*INSTRUCTIONS FOR THE TASK*.
Print every line of the listing exactly, please.

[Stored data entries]
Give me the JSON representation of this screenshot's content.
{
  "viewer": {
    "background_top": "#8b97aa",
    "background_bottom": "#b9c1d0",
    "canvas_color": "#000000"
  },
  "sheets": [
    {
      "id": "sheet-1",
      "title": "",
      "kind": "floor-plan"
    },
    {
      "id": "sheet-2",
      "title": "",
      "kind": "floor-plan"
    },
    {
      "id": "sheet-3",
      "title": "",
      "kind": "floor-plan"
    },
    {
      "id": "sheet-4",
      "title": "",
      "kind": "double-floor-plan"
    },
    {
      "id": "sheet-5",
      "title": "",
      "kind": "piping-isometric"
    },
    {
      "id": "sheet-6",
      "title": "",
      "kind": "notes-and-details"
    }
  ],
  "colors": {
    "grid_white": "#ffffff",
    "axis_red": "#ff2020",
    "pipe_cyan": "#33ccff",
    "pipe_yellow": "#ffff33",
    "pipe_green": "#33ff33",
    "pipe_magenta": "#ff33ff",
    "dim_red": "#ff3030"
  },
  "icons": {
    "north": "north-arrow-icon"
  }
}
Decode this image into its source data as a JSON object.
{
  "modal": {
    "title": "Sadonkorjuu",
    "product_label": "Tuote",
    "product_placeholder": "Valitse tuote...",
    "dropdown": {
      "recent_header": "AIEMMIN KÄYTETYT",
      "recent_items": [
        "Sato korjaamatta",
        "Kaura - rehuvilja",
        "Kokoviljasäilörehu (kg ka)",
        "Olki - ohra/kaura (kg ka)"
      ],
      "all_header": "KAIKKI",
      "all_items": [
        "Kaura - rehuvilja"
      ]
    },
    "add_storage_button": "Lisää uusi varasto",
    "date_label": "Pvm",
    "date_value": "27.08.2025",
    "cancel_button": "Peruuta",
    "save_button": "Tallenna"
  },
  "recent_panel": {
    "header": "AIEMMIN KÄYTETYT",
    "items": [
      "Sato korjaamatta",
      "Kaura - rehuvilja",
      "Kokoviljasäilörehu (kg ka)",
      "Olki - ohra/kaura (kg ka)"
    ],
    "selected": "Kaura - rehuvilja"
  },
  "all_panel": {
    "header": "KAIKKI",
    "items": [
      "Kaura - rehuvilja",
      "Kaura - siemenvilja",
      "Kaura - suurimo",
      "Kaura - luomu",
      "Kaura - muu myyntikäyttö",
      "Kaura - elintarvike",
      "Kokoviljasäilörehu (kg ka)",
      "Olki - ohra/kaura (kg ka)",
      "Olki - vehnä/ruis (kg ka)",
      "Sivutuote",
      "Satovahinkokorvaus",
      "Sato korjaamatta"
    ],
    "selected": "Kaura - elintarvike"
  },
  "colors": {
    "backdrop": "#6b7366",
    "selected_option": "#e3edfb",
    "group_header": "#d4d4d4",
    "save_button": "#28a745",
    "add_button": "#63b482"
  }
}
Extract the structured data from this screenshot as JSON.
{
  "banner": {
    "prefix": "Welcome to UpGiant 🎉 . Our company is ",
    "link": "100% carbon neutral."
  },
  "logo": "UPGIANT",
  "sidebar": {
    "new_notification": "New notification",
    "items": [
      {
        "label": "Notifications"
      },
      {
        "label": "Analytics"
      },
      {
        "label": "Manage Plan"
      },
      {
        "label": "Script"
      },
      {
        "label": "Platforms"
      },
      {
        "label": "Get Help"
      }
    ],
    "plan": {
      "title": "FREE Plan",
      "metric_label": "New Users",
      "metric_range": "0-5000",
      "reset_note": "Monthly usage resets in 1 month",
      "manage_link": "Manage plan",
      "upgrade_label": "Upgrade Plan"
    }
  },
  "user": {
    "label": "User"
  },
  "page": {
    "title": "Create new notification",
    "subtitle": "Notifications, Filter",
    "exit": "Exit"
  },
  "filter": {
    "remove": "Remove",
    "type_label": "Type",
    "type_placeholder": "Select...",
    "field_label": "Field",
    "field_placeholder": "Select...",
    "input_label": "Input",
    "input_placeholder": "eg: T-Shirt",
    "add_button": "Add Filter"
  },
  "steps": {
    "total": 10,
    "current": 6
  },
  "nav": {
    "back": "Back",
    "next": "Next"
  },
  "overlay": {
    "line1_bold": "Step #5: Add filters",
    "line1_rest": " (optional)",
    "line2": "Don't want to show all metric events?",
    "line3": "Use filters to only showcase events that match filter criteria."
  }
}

*IN RESPONSE*.
Give me the JSON representation of this screenshot's content.
{
  "viewer": {
    "background_top": "#8b97aa",
    "background_bottom": "#b9c1d0",
    "canvas_color": "#000000"
  },
  "sheets": [
    {
      "id": "sheet-1",
      "title": "",
      "kind": "floor-plan"
    },
    {
      "id": "sheet-2",
      "title": "",
      "kind": "floor-plan"
    },
    {
      "id": "sheet-3",
      "title": "",
      "kind": "floor-plan"
    },
    {
      "id": "sheet-4",
      "title": "",
      "kind": "double-floor-plan"
    },
    {
      "id": "sheet-5",
      "title": "",
      "kind": "piping-isometric"
    },
    {
      "id": "sheet-6",
      "title": "",
      "kind": "notes-and-details"
    }
  ],
  "colors": {
    "grid_white": "#ffffff",
    "axis_red": "#ff2020",
    "pipe_cyan": "#33ccff",
    "pipe_yellow": "#ffff33",
    "pipe_green": "#33ff33",
    "pipe_magenta": "#ff33ff",
    "dim_red": "#ff3030"
  },
  "icons": {
    "north": "north-arrow-icon"
  }
}
Decode this image into its source data as a JSON object.
{
  "modal": {
    "title": "Sadonkorjuu",
    "product_label": "Tuote",
    "product_placeholder": "Valitse tuote...",
    "dropdown": {
      "recent_header": "AIEMMIN KÄYTETYT",
      "recent_items": [
        "Sato korjaamatta",
        "Kaura - rehuvilja",
        "Kokoviljasäilörehu (kg ka)",
        "Olki - ohra/kaura (kg ka)"
      ],
      "all_header": "KAIKKI",
      "all_items": [
        "Kaura - rehuvilja"
      ]
    },
    "add_storage_button": "Lisää uusi varasto",
    "date_label": "Pvm",
    "date_value": "27.08.2025",
    "cancel_button": "Peruuta",
    "save_button": "Tallenna"
  },
  "recent_panel": {
    "header": "AIEMMIN KÄYTETYT",
    "items": [
      "Sato korjaamatta",
      "Kaura - rehuvilja",
      "Kokoviljasäilörehu (kg ka)",
      "Olki - ohra/kaura (kg ka)"
    ],
    "selected": "Kaura - rehuvilja"
  },
  "all_panel": {
    "header": "KAIKKI",
    "items": [
      "Kaura - rehuvilja",
      "Kaura - siemenvilja",
      "Kaura - suurimo",
      "Kaura - luomu",
      "Kaura - muu myyntikäyttö",
      "Kaura - elintarvike",
      "Kokoviljasäilörehu (kg ka)",
      "Olki - ohra/kaura (kg ka)",
      "Olki - vehnä/ruis (kg ka)",
      "Sivutuote",
      "Satovahinkokorvaus",
      "Sato korjaamatta"
    ],
    "selected": "Kaura - elintarvike"
  },
  "colors": {
    "backdrop": "#6b7366",
    "selected_option": "#e3edfb",
    "group_header": "#d4d4d4",
    "save_button": "#28a745",
    "add_button": "#63b482"
  }
}
Extract the structured data from this screenshot as JSON.
{
  "banner": {
    "prefix": "Welcome to UpGiant 🎉 . Our company is ",
    "link": "100% carbon neutral."
  },
  "logo": "UPGIANT",
  "sidebar": {
    "new_notification": "New notification",
    "items": [
      {
        "label": "Notifications"
      },
      {
        "label": "Analytics"
      },
      {
        "label": "Manage Plan"
      },
      {
        "label": "Script"
      },
      {
        "label": "Platforms"
      },
      {
        "label": "Get Help"
      }
    ],
    "plan": {
      "title": "FREE Plan",
      "metric_label": "New Users",
      "metric_range": "0-5000",
      "reset_note": "Monthly usage resets in 1 month",
      "manage_link": "Manage plan",
      "upgrade_label": "Upgrade Plan"
    }
  },
  "user": {
    "label": "User"
  },
  "page": {
    "title": "Create new notification",
    "subtitle": "Notifications, Filter",
    "exit": "Exit"
  },
  "filter": {
    "remove": "Remove",
    "type_label": "Type",
    "type_placeholder": "Select...",
    "field_label": "Field",
    "field_placeholder": "Select...",
    "input_label": "Input",
    "input_placeholder": "eg: T-Shirt",
    "add_button": "Add Filter"
  },
  "steps": {
    "total": 10,
    "current": 6
  },
  "nav": {
    "back": "Back",
    "next": "Next"
  },
  "overlay": {
    "line1_bold": "Step #5: Add filters",
    "line1_rest": " (optional)",
    "line2": "Don't want to show all metric events?",
    "line3": "Use filters to only showcase events that match filter criteria."
  }
}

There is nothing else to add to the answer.